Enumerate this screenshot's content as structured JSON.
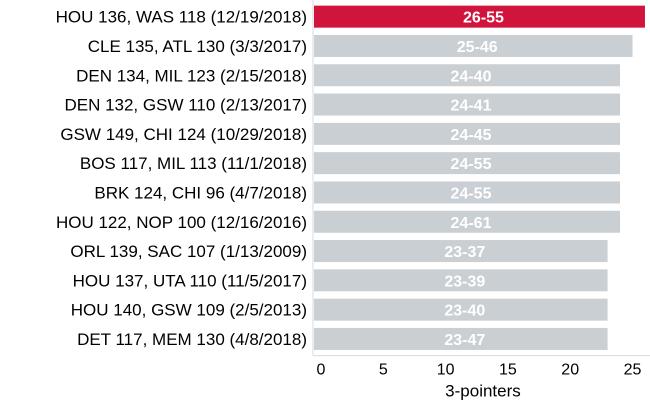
{
  "chart_data": {
    "type": "bar",
    "orientation": "horizontal",
    "categories": [
      "HOU 136, WAS 118 (12/19/2018)",
      "CLE 135, ATL 130 (3/3/2017)",
      "DEN 134, MIL 123 (2/15/2018)",
      "DEN 132, GSW 110 (2/13/2017)",
      "GSW 149, CHI 124 (10/29/2018)",
      "BOS 117, MIL 113 (11/1/2018)",
      "BRK 124, CHI 96 (4/7/2018)",
      "HOU 122, NOP 100 (12/16/2016)",
      "ORL 139, SAC 107 (1/13/2009)",
      "HOU 137, UTA 110 (11/5/2017)",
      "HOU 140, GSW 109 (2/5/2013)",
      "DET 117, MEM 130 (4/8/2018)"
    ],
    "values": [
      26,
      25,
      24,
      24,
      24,
      24,
      24,
      24,
      23,
      23,
      23,
      23
    ],
    "data_labels": [
      "26-55",
      "25-46",
      "24-40",
      "24-41",
      "24-45",
      "24-55",
      "24-55",
      "24-61",
      "23-37",
      "23-39",
      "23-40",
      "23-47"
    ],
    "xlabel": "3-pointers",
    "ylabel": "",
    "xlim": [
      0,
      26
    ],
    "xticks": [
      0,
      5,
      10,
      15,
      20,
      25
    ],
    "grid": false,
    "legend": "none",
    "colors": {
      "highlight": "#d0143c",
      "bar": "#c9cfd3",
      "axis": "#d9d9d9"
    },
    "highlight_index": 0
  }
}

**WHAT IS REQUIRED**.
Make an exact copy of every entry above, minus the images.

**ANSWER TO THIS EXERCISE**.
Enumerate this screenshot's content as structured JSON.
{
  "chart_data": {
    "type": "bar",
    "orientation": "horizontal",
    "categories": [
      "HOU 136, WAS 118 (12/19/2018)",
      "CLE 135, ATL 130 (3/3/2017)",
      "DEN 134, MIL 123 (2/15/2018)",
      "DEN 132, GSW 110 (2/13/2017)",
      "GSW 149, CHI 124 (10/29/2018)",
      "BOS 117, MIL 113 (11/1/2018)",
      "BRK 124, CHI 96 (4/7/2018)",
      "HOU 122, NOP 100 (12/16/2016)",
      "ORL 139, SAC 107 (1/13/2009)",
      "HOU 137, UTA 110 (11/5/2017)",
      "HOU 140, GSW 109 (2/5/2013)",
      "DET 117, MEM 130 (4/8/2018)"
    ],
    "values": [
      26,
      25,
      24,
      24,
      24,
      24,
      24,
      24,
      23,
      23,
      23,
      23
    ],
    "data_labels": [
      "26-55",
      "25-46",
      "24-40",
      "24-41",
      "24-45",
      "24-55",
      "24-55",
      "24-61",
      "23-37",
      "23-39",
      "23-40",
      "23-47"
    ],
    "xlabel": "3-pointers",
    "ylabel": "",
    "xlim": [
      0,
      26
    ],
    "xticks": [
      0,
      5,
      10,
      15,
      20,
      25
    ],
    "grid": false,
    "legend": "none",
    "colors": {
      "highlight": "#d0143c",
      "bar": "#c9cfd3",
      "axis": "#d9d9d9"
    },
    "highlight_index": 0
  }
}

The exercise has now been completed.